GOAL: Look for the string "лимфатических" and copy every line that has it.

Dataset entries
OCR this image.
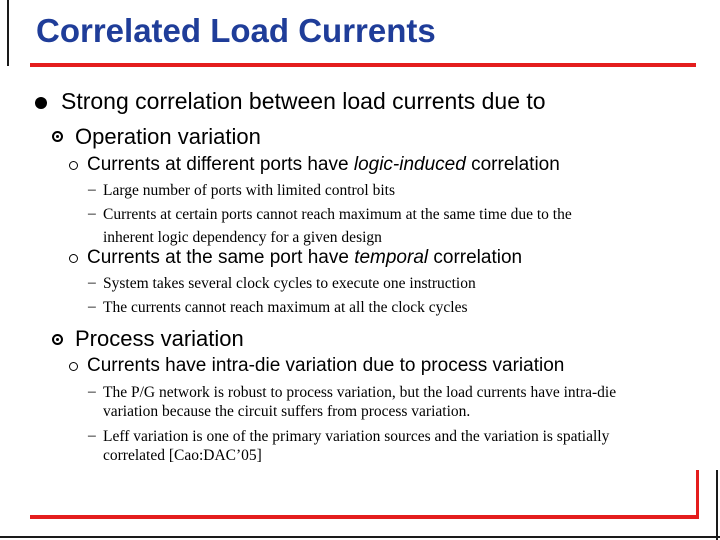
Correlated Load Currents
Strong correlation between load currents due to
Operation variation
Currents at different ports have logic-induced correlation
– Large number of ports with limited control bits
– Currents at certain ports cannot reach maximum at the same time due to the
inherent logic dependency for a given design
Currents at the same port have temporal correlation
– System takes several clock cycles to execute one instruction
– The currents cannot reach maximum at all the clock cycles
Process variation
Currents have intra-die variation due to process variation
– The P/G network is robust to process variation, but the load currents have intra-die
variation because the circuit suffers from process variation.
– Leff variation is one of the primary variation sources and the variation is spatially
correlated [Cao:DAC’05]
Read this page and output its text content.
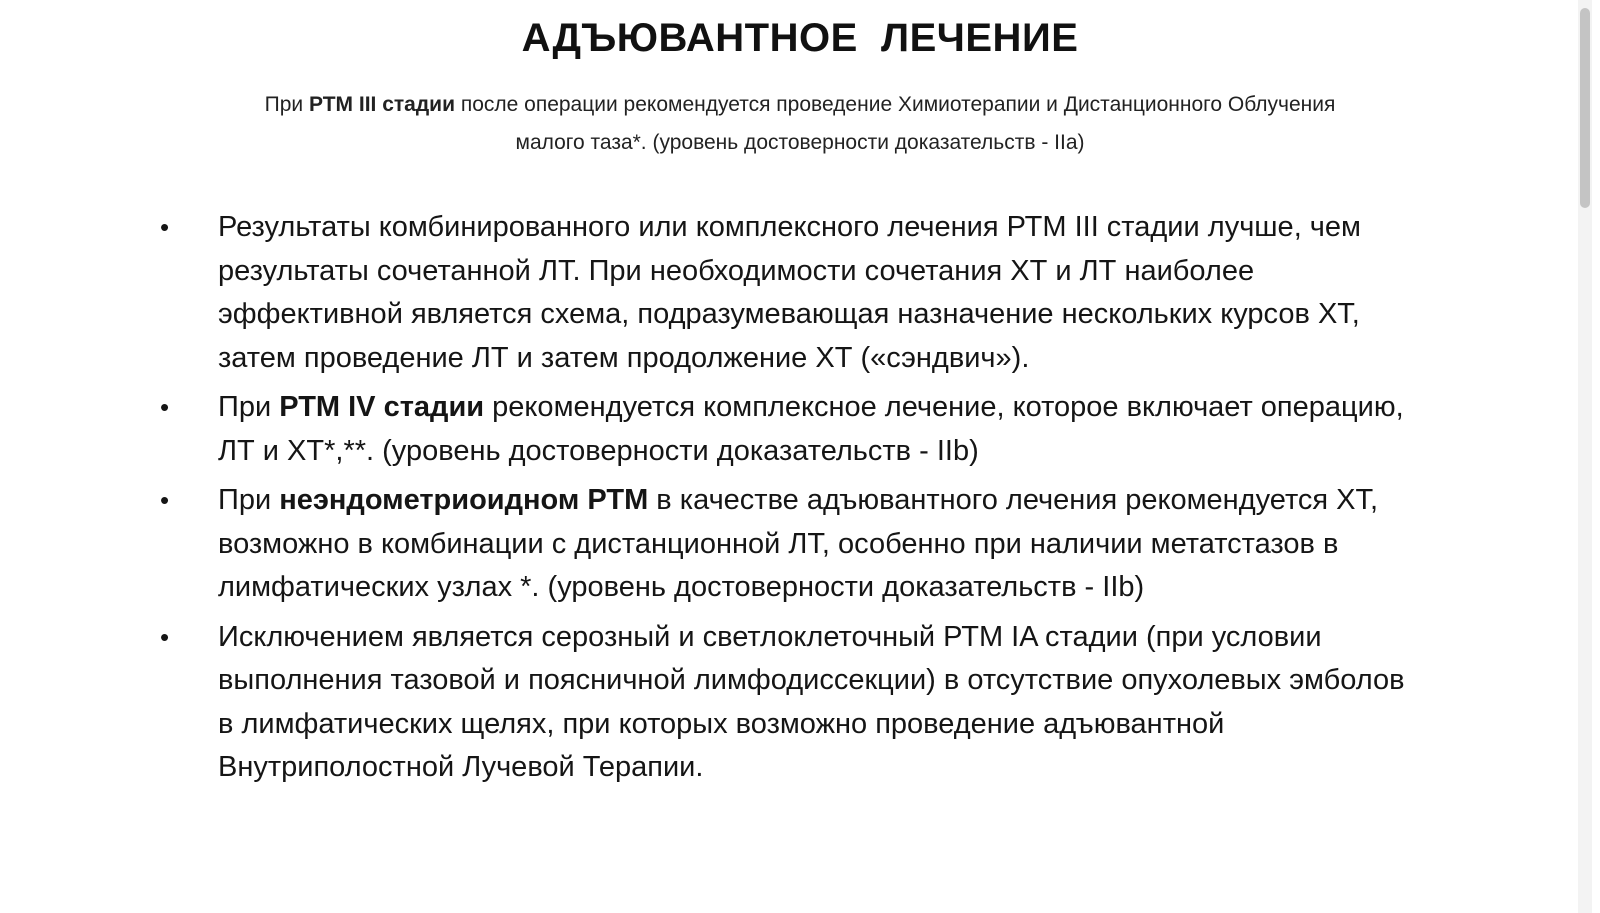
АДЪЮВАНТНОЕ  ЛЕЧЕНИЕ
При РТМ III стадии после операции рекомендуется проведение Химиотерапии и Дистанционного Облучения
малого таза*. (уровень достоверности доказательств - IIa)
• Результаты комбинированного или комплексного лечения РТМ III стадии лучше, чем результаты сочетанной ЛТ. При необходимости сочетания ХТ и ЛТ наиболее эффективной является схема, подразумевающая назначение нескольких курсов ХТ, затем проведение ЛТ и затем продолжение ХТ («сэндвич»).
• При РТМ IV стадии рекомендуется комплексное лечение, которое включает операцию, ЛТ и ХТ*,**. (уровень достоверности доказательств - IIb)
• При неэндометриоидном РТМ в качестве адъювантного лечения рекомендуется ХТ, возможно в комбинации с дистанционной ЛТ, особенно при наличии метатстазов в лимфатических узлах *. (уровень достоверности доказательств - IIb)
• Исключением является серозный и светлоклеточный РТМ IA стадии (при условии выполнения тазовой и поясничной лимфодиссекции) в отсутствие опухолевых эмболов в лимфатических щелях, при которых возможно проведение адъювантной Внутриполостной Лучевой Терапии.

EXPECTED ANSWER:
• При неэндометриоидном РТМ в качестве адъювантного лечения рекомендуется ХТ, возможно в комбинации с дистанционной ЛТ, особенно при наличии метатстазов в лимфатических узлах *. (уровень достоверности доказательств - IIb)
• Исключением является серозный и светлоклеточный РТМ IA стадии (при условии выполнения тазовой и поясничной лимфодиссекции) в отсутствие опухолевых эмболов в лимфатических щелях, при которых возможно проведение адъювантной Внутриполостной Лучевой Терапии.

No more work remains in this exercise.